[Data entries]
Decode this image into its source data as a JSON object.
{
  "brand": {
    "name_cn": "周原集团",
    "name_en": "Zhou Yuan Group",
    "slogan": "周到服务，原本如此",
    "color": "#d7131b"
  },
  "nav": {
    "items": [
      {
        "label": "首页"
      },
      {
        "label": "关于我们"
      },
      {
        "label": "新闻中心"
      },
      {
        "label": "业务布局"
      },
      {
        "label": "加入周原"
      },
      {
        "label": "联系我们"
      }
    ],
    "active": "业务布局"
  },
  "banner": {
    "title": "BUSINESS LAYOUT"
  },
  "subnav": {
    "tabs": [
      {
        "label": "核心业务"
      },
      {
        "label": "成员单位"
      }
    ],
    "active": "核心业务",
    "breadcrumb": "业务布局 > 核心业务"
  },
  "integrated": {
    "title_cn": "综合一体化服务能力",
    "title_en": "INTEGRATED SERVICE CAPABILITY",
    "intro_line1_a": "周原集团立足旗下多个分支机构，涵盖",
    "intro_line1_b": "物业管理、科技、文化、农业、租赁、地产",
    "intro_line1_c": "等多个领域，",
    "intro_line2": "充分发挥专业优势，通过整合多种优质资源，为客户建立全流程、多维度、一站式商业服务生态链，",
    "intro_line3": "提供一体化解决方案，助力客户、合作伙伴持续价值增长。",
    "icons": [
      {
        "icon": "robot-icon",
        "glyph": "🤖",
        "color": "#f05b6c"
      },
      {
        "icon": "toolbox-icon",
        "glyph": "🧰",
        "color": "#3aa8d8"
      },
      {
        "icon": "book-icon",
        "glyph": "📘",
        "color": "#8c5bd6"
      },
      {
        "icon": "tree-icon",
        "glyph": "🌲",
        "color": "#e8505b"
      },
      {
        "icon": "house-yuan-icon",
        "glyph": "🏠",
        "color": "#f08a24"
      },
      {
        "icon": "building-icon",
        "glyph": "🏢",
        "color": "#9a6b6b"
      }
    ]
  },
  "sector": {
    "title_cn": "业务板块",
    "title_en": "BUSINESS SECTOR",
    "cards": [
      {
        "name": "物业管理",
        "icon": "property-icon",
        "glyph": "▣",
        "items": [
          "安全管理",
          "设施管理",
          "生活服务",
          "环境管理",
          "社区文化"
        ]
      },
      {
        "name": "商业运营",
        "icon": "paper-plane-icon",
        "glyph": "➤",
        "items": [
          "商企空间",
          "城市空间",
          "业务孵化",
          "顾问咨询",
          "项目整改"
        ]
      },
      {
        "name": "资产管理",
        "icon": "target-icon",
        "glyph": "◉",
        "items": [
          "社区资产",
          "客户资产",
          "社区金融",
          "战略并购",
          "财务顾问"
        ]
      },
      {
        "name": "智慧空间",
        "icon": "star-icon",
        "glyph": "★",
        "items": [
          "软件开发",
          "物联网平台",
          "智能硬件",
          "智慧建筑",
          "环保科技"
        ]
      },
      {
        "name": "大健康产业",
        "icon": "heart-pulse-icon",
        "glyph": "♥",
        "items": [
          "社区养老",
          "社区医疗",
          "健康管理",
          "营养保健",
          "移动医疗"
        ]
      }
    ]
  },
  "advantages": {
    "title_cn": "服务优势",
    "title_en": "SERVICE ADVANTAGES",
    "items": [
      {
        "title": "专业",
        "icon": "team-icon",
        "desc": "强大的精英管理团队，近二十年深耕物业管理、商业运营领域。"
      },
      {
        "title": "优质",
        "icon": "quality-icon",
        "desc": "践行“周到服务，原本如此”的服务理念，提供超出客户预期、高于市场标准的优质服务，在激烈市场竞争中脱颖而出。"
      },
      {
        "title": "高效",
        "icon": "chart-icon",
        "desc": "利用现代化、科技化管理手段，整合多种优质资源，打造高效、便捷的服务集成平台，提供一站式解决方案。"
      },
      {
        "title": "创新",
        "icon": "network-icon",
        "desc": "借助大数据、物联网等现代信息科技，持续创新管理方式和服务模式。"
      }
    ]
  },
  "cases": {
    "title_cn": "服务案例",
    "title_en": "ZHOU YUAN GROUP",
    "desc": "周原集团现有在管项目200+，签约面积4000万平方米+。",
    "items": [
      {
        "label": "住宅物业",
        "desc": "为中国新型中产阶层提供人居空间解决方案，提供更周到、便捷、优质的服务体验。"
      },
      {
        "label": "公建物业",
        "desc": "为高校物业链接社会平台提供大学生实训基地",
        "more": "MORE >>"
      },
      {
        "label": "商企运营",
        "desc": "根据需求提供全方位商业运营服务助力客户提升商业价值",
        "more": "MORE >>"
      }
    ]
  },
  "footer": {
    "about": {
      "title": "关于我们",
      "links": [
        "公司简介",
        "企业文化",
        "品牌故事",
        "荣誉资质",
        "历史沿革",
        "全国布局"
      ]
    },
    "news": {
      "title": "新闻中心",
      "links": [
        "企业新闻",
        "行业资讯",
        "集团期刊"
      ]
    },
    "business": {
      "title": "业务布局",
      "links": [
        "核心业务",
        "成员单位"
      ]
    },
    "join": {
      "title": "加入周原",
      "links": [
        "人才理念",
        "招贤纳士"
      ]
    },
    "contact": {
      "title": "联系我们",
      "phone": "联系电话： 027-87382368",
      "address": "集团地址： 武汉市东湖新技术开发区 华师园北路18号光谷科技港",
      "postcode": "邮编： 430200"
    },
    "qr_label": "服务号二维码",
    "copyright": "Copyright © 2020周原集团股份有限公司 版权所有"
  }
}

Work required
Please restate the data word for word, every record included.

Result of this exercise
Decode this image into its source data as a JSON object.
{
  "brand": {
    "name_cn": "周原集团",
    "name_en": "Zhou Yuan Group",
    "slogan": "周到服务，原本如此",
    "color": "#d7131b"
  },
  "nav": {
    "items": [
      {
        "label": "首页"
      },
      {
        "label": "关于我们"
      },
      {
        "label": "新闻中心"
      },
      {
        "label": "业务布局"
      },
      {
        "label": "加入周原"
      },
      {
        "label": "联系我们"
      }
    ],
    "active": "业务布局"
  },
  "banner": {
    "title": "BUSINESS LAYOUT"
  },
  "subnav": {
    "tabs": [
      {
        "label": "核心业务"
      },
      {
        "label": "成员单位"
      }
    ],
    "active": "核心业务",
    "breadcrumb": "业务布局 > 核心业务"
  },
  "integrated": {
    "title_cn": "综合一体化服务能力",
    "title_en": "INTEGRATED SERVICE CAPABILITY",
    "intro_line1_a": "周原集团立足旗下多个分支机构，涵盖",
    "intro_line1_b": "物业管理、科技、文化、农业、租赁、地产",
    "intro_line1_c": "等多个领域，",
    "intro_line2": "充分发挥专业优势，通过整合多种优质资源，为客户建立全流程、多维度、一站式商业服务生态链，",
    "intro_line3": "提供一体化解决方案，助力客户、合作伙伴持续价值增长。",
    "icons": [
      {
        "icon": "robot-icon",
        "glyph": "🤖",
        "color": "#f05b6c"
      },
      {
        "icon": "toolbox-icon",
        "glyph": "🧰",
        "color": "#3aa8d8"
      },
      {
        "icon": "book-icon",
        "glyph": "📘",
        "color": "#8c5bd6"
      },
      {
        "icon": "tree-icon",
        "glyph": "🌲",
        "color": "#e8505b"
      },
      {
        "icon": "house-yuan-icon",
        "glyph": "🏠",
        "color": "#f08a24"
      },
      {
        "icon": "building-icon",
        "glyph": "🏢",
        "color": "#9a6b6b"
      }
    ]
  },
  "sector": {
    "title_cn": "业务板块",
    "title_en": "BUSINESS SECTOR",
    "cards": [
      {
        "name": "物业管理",
        "icon": "property-icon",
        "glyph": "▣",
        "items": [
          "安全管理",
          "设施管理",
          "生活服务",
          "环境管理",
          "社区文化"
        ]
      },
      {
        "name": "商业运营",
        "icon": "paper-plane-icon",
        "glyph": "➤",
        "items": [
          "商企空间",
          "城市空间",
          "业务孵化",
          "顾问咨询",
          "项目整改"
        ]
      },
      {
        "name": "资产管理",
        "icon": "target-icon",
        "glyph": "◉",
        "items": [
          "社区资产",
          "客户资产",
          "社区金融",
          "战略并购",
          "财务顾问"
        ]
      },
      {
        "name": "智慧空间",
        "icon": "star-icon",
        "glyph": "★",
        "items": [
          "软件开发",
          "物联网平台",
          "智能硬件",
          "智慧建筑",
          "环保科技"
        ]
      },
      {
        "name": "大健康产业",
        "icon": "heart-pulse-icon",
        "glyph": "♥",
        "items": [
          "社区养老",
          "社区医疗",
          "健康管理",
          "营养保健",
          "移动医疗"
        ]
      }
    ]
  },
  "advantages": {
    "title_cn": "服务优势",
    "title_en": "SERVICE ADVANTAGES",
    "items": [
      {
        "title": "专业",
        "icon": "team-icon",
        "desc": "强大的精英管理团队，近二十年深耕物业管理、商业运营领域。"
      },
      {
        "title": "优质",
        "icon": "quality-icon",
        "desc": "践行“周到服务，原本如此”的服务理念，提供超出客户预期、高于市场标准的优质服务，在激烈市场竞争中脱颖而出。"
      },
      {
        "title": "高效",
        "icon": "chart-icon",
        "desc": "利用现代化、科技化管理手段，整合多种优质资源，打造高效、便捷的服务集成平台，提供一站式解决方案。"
      },
      {
        "title": "创新",
        "icon": "network-icon",
        "desc": "借助大数据、物联网等现代信息科技，持续创新管理方式和服务模式。"
      }
    ]
  },
  "cases": {
    "title_cn": "服务案例",
    "title_en": "ZHOU YUAN GROUP",
    "desc": "周原集团现有在管项目200+，签约面积4000万平方米+。",
    "items": [
      {
        "label": "住宅物业",
        "desc": "为中国新型中产阶层提供人居空间解决方案，提供更周到、便捷、优质的服务体验。"
      },
      {
        "label": "公建物业",
        "desc": "为高校物业链接社会平台提供大学生实训基地",
        "more": "MORE >>"
      },
      {
        "label": "商企运营",
        "desc": "根据需求提供全方位商业运营服务助力客户提升商业价值",
        "more": "MORE >>"
      }
    ]
  },
  "footer": {
    "about": {
      "title": "关于我们",
      "links": [
        "公司简介",
        "企业文化",
        "品牌故事",
        "荣誉资质",
        "历史沿革",
        "全国布局"
      ]
    },
    "news": {
      "title": "新闻中心",
      "links": [
        "企业新闻",
        "行业资讯",
        "集团期刊"
      ]
    },
    "business": {
      "title": "业务布局",
      "links": [
        "核心业务",
        "成员单位"
      ]
    },
    "join": {
      "title": "加入周原",
      "links": [
        "人才理念",
        "招贤纳士"
      ]
    },
    "contact": {
      "title": "联系我们",
      "phone": "联系电话： 027-87382368",
      "address": "集团地址： 武汉市东湖新技术开发区 华师园北路18号光谷科技港",
      "postcode": "邮编： 430200"
    },
    "qr_label": "服务号二维码",
    "copyright": "Copyright © 2020周原集团股份有限公司 版权所有"
  }
}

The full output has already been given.